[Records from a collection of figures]
◆ ◆ ◆ ◆ ◆ ◆ ◆

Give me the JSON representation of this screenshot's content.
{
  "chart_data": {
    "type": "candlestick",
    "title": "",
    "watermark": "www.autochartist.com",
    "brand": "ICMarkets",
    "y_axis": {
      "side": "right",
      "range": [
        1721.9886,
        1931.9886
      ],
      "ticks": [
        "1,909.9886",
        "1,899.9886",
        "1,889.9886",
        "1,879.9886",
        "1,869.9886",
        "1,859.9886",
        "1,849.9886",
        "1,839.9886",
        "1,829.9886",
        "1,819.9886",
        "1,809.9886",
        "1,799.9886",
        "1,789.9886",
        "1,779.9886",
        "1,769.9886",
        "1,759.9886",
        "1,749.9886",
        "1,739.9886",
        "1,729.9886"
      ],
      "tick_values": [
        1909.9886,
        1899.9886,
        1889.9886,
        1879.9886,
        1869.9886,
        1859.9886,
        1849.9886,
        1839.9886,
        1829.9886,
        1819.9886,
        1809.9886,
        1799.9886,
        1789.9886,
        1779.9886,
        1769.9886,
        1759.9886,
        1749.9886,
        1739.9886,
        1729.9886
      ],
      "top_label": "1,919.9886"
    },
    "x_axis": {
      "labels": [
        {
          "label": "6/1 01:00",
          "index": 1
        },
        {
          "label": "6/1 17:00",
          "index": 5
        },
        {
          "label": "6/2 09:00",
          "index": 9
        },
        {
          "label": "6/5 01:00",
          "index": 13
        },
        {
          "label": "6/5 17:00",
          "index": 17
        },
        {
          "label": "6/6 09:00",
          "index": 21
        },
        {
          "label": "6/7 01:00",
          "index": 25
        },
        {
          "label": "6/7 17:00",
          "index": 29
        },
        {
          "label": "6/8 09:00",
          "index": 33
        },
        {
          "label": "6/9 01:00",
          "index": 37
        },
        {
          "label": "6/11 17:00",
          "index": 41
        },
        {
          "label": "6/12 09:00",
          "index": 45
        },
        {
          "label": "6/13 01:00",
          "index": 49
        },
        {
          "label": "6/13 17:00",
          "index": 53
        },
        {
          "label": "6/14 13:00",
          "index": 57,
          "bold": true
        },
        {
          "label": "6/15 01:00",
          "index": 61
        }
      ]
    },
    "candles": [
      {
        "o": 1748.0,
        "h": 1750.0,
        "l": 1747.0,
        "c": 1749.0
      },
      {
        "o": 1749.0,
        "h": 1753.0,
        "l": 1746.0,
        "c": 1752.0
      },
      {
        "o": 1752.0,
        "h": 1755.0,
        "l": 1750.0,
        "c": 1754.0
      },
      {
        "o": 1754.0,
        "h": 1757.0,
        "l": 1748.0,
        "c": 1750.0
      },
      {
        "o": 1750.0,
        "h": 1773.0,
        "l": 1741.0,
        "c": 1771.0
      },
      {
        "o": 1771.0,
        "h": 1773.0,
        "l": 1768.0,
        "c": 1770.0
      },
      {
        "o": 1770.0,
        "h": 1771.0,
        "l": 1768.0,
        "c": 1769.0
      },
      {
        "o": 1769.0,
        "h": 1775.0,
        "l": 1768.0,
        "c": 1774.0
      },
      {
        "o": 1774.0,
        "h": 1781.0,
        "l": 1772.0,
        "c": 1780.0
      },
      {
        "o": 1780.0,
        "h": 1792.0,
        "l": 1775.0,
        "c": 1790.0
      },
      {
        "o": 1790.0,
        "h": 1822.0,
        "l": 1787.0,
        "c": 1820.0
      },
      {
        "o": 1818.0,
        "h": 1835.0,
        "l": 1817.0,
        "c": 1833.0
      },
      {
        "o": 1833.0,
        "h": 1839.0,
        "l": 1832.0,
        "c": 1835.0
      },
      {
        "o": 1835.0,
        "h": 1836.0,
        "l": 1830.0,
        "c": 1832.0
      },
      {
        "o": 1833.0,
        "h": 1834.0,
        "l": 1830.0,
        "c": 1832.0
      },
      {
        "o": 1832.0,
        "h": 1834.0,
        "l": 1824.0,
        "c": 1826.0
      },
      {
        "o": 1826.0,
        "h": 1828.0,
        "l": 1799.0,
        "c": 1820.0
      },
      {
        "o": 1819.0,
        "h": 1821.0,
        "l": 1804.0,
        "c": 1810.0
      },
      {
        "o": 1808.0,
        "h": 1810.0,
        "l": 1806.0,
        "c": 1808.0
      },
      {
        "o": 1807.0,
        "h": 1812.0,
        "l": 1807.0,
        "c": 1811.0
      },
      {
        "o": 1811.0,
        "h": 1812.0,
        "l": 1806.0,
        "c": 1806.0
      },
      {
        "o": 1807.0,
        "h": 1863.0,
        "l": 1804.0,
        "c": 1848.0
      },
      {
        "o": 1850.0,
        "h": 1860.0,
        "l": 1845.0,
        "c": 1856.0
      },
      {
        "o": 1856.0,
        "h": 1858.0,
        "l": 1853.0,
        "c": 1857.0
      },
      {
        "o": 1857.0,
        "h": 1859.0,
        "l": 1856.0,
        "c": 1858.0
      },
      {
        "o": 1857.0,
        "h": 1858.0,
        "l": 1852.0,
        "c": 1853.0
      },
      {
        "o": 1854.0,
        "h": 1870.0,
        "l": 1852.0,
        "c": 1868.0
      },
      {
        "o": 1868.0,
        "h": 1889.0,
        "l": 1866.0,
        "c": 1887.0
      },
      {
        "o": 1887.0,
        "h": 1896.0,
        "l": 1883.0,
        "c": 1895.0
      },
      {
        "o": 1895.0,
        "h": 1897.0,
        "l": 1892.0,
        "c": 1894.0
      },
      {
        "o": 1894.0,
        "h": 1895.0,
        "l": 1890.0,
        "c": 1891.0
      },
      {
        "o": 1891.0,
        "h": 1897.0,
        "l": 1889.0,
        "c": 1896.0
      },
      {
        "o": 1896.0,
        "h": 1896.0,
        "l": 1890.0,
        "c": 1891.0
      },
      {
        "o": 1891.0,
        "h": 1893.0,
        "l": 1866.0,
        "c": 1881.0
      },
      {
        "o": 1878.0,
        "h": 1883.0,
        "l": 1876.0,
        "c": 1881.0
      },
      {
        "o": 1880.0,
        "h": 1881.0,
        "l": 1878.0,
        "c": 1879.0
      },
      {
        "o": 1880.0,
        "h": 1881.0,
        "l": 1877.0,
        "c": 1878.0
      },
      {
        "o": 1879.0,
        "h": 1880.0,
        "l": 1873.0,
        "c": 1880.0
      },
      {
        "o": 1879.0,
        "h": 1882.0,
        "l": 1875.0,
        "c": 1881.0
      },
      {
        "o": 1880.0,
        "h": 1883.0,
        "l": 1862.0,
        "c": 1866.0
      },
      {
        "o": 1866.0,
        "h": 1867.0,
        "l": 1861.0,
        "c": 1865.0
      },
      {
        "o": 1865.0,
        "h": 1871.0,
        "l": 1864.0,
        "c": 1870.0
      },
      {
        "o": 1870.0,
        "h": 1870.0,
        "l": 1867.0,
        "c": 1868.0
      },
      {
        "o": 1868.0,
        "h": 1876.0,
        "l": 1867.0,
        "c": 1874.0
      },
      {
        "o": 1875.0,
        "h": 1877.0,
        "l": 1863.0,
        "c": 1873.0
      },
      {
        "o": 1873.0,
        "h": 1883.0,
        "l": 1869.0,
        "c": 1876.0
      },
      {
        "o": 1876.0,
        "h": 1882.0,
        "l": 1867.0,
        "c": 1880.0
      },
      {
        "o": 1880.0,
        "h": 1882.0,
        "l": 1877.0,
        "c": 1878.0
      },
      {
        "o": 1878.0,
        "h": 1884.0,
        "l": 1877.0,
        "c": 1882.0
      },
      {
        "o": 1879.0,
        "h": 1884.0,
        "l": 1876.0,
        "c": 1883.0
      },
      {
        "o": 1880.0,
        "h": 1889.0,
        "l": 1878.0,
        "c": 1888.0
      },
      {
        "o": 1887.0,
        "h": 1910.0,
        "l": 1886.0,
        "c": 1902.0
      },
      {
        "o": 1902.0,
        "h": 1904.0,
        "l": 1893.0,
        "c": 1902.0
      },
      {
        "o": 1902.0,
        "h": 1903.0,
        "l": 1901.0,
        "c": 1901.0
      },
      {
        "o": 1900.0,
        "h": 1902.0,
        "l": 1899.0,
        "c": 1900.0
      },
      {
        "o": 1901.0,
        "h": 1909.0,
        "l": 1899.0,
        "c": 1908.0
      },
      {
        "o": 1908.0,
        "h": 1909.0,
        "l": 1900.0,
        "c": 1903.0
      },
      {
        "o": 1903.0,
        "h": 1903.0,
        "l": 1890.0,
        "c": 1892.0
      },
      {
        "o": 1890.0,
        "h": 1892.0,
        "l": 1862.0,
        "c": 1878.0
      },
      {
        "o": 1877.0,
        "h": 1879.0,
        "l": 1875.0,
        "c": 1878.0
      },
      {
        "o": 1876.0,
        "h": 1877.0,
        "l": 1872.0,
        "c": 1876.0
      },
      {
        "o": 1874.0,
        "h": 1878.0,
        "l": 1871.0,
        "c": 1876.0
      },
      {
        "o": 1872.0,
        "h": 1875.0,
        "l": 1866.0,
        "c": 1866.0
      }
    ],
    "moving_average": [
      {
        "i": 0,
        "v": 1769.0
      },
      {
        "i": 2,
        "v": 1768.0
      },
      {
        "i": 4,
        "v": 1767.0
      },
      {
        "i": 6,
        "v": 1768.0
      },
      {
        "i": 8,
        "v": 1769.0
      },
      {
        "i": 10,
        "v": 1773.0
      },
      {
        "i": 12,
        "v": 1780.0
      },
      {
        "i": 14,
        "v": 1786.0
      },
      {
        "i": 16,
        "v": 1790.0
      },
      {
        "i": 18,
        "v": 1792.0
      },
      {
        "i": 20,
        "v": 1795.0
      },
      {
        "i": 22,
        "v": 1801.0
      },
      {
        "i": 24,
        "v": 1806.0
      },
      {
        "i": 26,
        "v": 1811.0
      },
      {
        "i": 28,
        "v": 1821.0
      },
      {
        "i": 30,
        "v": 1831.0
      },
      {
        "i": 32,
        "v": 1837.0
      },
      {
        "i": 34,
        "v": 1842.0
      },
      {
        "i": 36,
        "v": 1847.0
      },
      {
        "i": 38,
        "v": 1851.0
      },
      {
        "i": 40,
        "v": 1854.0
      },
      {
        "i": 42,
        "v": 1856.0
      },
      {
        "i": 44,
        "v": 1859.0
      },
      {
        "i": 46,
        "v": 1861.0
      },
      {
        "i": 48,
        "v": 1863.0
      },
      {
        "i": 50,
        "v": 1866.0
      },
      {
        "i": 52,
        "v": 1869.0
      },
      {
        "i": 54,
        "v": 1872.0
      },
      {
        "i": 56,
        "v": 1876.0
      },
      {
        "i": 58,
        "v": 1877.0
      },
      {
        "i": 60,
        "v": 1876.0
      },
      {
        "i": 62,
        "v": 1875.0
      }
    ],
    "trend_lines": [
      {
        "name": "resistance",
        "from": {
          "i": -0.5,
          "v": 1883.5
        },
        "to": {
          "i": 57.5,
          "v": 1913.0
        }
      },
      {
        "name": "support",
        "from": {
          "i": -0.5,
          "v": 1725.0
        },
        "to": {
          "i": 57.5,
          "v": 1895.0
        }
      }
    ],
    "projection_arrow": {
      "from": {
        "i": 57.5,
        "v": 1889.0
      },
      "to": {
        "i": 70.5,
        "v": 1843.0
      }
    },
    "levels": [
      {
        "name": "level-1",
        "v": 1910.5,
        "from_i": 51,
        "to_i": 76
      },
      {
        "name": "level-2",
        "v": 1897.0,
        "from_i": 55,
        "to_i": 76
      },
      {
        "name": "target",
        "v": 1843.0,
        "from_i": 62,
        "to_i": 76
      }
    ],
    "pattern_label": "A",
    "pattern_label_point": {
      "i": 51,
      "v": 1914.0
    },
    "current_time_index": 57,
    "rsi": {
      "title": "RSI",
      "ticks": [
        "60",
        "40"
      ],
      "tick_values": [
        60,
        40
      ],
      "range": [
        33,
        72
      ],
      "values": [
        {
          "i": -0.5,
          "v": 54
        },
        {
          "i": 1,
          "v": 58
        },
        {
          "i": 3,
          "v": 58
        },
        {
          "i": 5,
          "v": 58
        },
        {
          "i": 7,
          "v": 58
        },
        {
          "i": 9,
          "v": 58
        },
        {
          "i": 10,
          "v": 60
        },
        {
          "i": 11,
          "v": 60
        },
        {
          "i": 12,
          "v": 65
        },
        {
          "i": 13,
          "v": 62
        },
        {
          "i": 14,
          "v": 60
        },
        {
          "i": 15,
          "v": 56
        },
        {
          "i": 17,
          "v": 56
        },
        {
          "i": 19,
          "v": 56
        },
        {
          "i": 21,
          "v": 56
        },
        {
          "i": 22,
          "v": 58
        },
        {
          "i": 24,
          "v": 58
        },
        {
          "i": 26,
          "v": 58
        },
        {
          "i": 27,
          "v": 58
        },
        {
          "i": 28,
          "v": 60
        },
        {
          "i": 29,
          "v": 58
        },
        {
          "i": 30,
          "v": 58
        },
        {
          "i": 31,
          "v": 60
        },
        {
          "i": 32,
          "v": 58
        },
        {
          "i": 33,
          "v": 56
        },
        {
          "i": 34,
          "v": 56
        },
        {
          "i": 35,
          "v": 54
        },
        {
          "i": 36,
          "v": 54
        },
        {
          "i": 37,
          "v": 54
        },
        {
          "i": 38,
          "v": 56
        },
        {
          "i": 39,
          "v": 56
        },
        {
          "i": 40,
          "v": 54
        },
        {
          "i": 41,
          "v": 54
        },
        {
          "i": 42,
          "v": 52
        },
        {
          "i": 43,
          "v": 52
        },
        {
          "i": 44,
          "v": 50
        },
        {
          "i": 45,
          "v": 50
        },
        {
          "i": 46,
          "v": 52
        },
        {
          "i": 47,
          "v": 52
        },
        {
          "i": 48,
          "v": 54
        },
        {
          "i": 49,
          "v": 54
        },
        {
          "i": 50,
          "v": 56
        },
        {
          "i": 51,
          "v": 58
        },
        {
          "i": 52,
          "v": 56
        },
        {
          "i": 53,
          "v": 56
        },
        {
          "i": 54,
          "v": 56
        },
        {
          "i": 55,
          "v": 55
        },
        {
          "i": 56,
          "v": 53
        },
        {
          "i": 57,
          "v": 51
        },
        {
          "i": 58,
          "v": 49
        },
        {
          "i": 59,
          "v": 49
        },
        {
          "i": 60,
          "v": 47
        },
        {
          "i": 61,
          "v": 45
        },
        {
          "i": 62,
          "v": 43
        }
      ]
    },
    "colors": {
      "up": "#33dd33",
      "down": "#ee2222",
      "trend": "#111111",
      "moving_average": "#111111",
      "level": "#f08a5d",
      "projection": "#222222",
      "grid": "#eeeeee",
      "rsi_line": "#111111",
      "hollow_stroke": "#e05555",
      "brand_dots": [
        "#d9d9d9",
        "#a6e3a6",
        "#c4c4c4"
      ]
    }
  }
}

◆ ◆ ◆ ◆ ◆ ◆ ◆

> _Instructions to follow_
Pick out all lines from the data above in which the word "name" appears.

> _The output_
        "name": "resistance",
        "name": "support",
        "name": "level-1",
        "name": "level-2",
        "name": "target",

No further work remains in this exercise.